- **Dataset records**
--

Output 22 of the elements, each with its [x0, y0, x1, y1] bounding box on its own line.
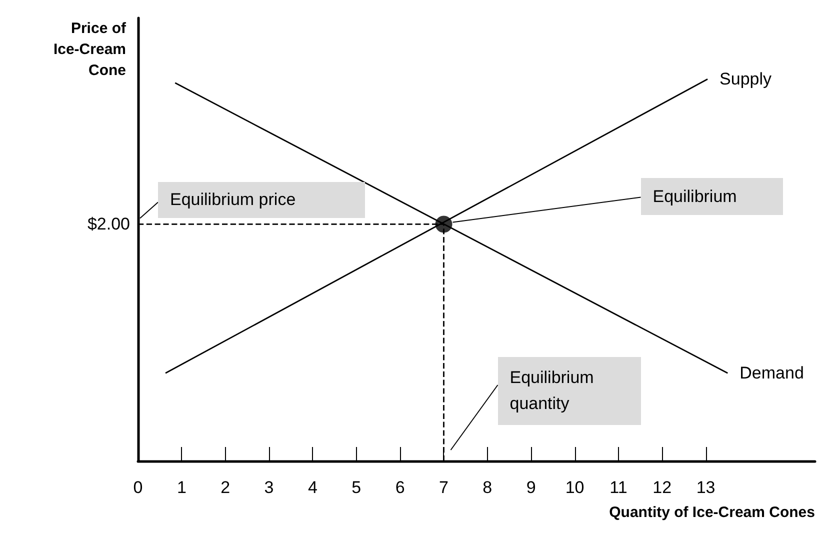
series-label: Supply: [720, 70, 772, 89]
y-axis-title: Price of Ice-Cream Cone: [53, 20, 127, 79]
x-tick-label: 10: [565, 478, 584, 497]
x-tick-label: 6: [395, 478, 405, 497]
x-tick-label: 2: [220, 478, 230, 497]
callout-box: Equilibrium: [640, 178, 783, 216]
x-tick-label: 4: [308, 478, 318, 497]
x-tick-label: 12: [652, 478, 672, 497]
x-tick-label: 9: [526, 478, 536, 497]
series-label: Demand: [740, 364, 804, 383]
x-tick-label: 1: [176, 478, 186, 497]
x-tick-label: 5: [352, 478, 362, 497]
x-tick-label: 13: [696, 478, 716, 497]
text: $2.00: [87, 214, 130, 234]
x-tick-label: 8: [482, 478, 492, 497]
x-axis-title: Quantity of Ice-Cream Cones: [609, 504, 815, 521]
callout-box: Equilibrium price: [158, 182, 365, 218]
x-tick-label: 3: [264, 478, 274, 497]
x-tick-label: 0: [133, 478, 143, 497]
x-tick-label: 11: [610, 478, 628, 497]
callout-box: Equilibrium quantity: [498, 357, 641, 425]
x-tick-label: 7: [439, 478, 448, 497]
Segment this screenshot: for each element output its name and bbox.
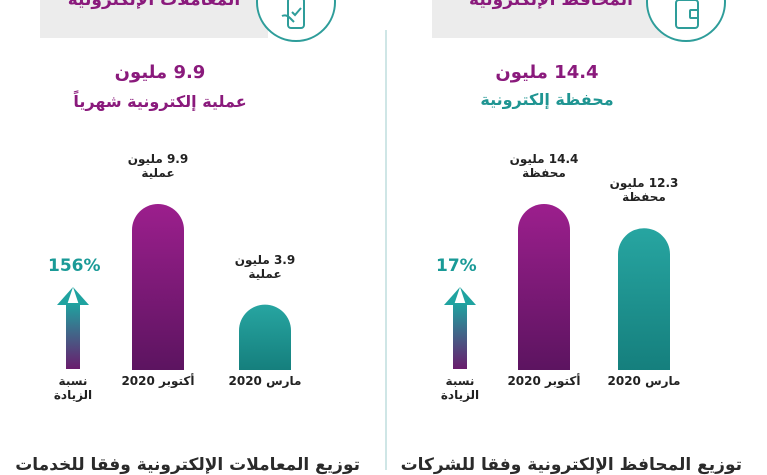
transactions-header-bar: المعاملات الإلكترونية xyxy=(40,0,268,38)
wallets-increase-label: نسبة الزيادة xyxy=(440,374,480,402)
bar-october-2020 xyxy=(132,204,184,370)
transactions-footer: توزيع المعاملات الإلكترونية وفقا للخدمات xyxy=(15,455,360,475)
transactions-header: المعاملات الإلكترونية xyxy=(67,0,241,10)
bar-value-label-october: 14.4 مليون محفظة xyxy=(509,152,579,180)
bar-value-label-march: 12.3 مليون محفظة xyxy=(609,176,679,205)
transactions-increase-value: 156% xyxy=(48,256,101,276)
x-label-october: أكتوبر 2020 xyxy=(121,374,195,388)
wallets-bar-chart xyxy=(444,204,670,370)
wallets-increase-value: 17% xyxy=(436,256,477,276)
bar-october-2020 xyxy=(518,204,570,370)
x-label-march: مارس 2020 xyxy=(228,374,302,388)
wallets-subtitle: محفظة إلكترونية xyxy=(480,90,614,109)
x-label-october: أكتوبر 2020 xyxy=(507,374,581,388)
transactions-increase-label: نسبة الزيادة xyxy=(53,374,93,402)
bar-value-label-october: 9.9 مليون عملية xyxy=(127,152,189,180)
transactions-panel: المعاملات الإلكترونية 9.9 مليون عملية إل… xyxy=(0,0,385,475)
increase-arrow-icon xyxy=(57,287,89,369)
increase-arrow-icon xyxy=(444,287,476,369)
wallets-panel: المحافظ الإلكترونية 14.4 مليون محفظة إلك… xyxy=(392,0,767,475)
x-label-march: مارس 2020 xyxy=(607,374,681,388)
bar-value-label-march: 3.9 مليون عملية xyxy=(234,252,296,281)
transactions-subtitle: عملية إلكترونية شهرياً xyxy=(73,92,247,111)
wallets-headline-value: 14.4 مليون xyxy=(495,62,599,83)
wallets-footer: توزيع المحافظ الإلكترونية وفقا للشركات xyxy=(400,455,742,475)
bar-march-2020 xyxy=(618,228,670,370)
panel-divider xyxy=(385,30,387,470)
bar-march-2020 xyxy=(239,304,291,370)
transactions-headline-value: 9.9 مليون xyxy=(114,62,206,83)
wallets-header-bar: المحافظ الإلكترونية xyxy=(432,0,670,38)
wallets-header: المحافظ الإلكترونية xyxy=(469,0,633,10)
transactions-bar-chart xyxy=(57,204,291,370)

--

- **TASK TO CARRY OUT**
Could you print, word for word, the part that opens with the line containing "series-label: Supply: [720, 70, 772, 89]" and closes with the line containing "Segment this screenshot: for", including both of those lines?

- **RESPONSE**
series-label: Supply: [720, 70, 772, 89]
y-axis-title: Price of Ice-Cream Cone: [53, 20, 127, 79]
x-tick-label: 10: [565, 478, 584, 497]
x-tick-label: 6: [395, 478, 405, 497]
x-tick-label: 2: [220, 478, 230, 497]
callout-box: Equilibrium: [640, 178, 783, 216]
x-tick-label: 4: [308, 478, 318, 497]
x-tick-label: 12: [652, 478, 672, 497]
x-tick-label: 9: [526, 478, 536, 497]
series-label: Demand: [740, 364, 804, 383]
x-tick-label: 1: [176, 478, 186, 497]
x-tick-label: 5: [352, 478, 362, 497]
x-tick-label: 13: [696, 478, 716, 497]
text: $2.00: [87, 214, 130, 234]
x-tick-label: 8: [482, 478, 492, 497]
x-axis-title: Quantity of Ice-Cream Cones: [609, 504, 815, 521]
callout-box: Equilibrium price: [158, 182, 365, 218]
x-tick-label: 3: [264, 478, 274, 497]
x-tick-label: 0: [133, 478, 143, 497]
x-tick-label: 11: [610, 478, 628, 497]
callout-box: Equilibrium quantity: [498, 357, 641, 425]
x-tick-label: 7: [439, 478, 448, 497]
Segment this screenshot: for each element output its name and bbox.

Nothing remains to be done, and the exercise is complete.